-- RECORDS PROVIDED --
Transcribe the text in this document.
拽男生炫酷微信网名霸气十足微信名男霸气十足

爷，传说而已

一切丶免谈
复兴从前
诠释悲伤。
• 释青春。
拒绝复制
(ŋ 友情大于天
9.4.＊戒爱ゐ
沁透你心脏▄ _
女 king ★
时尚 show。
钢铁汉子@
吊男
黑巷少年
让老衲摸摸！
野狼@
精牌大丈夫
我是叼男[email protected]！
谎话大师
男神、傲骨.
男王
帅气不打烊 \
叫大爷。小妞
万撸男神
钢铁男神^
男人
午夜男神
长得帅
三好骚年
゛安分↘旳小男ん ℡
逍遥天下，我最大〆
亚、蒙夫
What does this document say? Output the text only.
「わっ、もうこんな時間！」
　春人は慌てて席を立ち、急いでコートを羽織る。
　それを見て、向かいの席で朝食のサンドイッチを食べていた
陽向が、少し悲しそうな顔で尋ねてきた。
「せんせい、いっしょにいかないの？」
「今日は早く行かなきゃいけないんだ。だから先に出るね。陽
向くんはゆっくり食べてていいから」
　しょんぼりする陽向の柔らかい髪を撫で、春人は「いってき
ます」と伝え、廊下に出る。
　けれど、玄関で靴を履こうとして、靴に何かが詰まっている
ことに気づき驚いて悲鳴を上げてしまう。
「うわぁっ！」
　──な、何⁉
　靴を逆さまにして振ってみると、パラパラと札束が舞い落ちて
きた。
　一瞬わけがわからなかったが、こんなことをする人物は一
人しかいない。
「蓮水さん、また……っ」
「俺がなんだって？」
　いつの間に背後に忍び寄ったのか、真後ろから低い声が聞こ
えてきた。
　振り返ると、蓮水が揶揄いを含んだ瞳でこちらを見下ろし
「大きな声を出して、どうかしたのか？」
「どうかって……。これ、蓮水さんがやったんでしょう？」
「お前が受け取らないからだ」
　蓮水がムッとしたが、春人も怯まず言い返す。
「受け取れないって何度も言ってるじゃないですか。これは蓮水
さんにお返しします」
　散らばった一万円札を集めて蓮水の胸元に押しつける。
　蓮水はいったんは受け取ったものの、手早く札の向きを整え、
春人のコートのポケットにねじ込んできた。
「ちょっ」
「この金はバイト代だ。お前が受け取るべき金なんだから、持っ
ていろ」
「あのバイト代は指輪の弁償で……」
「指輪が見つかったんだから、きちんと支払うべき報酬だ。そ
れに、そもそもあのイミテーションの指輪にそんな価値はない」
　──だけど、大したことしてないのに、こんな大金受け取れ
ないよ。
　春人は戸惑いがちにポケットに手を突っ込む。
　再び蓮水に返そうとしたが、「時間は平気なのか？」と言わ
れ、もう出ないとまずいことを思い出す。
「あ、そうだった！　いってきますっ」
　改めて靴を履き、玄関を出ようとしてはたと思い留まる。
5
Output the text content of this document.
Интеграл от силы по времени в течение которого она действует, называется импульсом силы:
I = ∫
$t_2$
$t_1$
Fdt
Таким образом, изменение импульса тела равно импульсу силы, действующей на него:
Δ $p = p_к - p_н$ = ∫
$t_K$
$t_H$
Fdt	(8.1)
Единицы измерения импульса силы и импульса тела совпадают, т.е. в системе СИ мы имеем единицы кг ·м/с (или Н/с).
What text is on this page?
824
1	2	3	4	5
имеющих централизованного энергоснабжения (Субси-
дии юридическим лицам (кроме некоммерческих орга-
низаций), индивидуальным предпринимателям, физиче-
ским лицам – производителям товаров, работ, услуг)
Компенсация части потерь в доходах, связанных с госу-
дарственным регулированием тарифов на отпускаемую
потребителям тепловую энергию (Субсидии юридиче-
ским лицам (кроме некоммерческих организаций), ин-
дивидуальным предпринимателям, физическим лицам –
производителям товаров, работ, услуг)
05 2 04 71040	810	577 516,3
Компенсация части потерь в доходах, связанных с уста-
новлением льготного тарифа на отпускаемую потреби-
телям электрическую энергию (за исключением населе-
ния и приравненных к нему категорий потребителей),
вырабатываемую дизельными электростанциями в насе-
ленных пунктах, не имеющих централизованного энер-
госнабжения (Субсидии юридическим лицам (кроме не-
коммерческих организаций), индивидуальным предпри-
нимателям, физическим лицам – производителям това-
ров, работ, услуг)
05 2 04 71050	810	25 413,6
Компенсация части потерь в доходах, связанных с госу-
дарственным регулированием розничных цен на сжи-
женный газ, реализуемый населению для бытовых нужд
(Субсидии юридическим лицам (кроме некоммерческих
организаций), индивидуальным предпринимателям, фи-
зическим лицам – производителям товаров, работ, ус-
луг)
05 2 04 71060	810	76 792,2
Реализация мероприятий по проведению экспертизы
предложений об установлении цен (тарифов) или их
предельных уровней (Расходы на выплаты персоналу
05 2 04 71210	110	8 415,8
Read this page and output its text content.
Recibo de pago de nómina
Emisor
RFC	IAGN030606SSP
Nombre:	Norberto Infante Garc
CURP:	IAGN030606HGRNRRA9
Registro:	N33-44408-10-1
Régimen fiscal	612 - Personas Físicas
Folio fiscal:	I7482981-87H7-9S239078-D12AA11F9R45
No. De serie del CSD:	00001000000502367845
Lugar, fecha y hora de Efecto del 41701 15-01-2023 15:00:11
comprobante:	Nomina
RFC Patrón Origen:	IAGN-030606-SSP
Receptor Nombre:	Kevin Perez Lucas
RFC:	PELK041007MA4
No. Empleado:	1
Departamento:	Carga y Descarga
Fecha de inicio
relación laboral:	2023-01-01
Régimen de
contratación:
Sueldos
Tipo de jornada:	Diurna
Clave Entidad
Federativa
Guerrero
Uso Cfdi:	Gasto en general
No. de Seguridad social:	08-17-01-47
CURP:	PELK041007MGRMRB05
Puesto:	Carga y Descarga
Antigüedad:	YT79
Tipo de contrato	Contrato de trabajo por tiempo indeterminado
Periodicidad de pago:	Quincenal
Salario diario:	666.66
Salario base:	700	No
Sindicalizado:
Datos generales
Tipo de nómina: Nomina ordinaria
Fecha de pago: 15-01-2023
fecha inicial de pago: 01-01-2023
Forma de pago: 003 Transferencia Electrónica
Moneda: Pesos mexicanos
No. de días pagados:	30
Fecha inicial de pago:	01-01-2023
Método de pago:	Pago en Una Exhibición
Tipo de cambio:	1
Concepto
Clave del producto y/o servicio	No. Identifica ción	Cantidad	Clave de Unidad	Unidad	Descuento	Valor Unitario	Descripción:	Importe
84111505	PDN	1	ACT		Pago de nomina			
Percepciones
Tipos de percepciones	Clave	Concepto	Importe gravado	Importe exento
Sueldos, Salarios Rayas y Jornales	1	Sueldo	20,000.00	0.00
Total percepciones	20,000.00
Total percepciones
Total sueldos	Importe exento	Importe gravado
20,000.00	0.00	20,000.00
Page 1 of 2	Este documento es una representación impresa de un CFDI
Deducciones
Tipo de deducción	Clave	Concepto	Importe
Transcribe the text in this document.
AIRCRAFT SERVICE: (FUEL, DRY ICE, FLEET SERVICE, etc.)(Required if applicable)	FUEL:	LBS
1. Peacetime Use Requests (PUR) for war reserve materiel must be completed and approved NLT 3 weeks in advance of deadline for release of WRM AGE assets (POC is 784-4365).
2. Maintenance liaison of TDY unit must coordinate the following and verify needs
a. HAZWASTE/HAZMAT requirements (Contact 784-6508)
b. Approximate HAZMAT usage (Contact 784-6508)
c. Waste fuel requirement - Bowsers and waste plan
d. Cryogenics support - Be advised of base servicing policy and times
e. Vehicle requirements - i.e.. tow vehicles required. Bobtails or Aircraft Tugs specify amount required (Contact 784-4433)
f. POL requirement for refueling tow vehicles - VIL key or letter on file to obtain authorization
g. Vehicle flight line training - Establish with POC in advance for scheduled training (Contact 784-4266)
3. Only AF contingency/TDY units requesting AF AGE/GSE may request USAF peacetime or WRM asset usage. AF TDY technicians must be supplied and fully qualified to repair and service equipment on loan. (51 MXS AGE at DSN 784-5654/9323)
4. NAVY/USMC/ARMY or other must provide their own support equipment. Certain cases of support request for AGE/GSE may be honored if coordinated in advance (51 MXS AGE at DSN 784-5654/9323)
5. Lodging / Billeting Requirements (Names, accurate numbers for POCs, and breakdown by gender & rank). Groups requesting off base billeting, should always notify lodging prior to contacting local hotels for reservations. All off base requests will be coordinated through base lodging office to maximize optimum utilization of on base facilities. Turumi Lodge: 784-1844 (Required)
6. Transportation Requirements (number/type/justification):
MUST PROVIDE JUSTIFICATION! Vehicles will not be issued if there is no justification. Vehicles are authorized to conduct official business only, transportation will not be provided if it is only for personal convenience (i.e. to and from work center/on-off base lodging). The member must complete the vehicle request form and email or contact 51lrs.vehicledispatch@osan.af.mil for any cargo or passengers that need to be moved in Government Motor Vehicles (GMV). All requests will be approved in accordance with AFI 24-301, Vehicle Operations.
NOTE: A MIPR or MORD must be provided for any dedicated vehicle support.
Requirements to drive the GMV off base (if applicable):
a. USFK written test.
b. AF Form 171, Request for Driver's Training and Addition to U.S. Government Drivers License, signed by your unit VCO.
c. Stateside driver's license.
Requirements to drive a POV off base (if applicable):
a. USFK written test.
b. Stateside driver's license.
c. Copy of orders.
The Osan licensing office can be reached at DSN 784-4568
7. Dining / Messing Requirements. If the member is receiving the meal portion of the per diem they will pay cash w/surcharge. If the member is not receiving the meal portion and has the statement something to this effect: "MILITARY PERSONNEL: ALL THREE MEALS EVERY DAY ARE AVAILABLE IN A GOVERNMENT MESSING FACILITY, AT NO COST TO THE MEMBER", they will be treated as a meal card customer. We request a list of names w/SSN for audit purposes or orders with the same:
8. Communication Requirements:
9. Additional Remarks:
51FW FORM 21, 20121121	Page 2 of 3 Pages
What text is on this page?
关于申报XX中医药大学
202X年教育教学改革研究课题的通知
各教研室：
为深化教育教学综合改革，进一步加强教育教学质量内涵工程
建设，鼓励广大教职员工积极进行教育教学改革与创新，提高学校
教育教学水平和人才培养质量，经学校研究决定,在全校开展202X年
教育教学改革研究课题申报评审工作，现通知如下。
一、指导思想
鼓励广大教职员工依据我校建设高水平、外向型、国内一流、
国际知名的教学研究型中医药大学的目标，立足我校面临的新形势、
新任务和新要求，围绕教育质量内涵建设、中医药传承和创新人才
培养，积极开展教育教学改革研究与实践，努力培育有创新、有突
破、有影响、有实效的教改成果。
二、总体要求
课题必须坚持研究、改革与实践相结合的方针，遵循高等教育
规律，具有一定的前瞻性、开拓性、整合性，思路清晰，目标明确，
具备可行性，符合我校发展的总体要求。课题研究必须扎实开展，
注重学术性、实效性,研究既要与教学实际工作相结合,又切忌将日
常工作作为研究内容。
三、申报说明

-- AIM OF THE EXERCISE --
From the listing, tally every line with the word "Régimen" in it and give only the tally.

-- SOLUTION --
2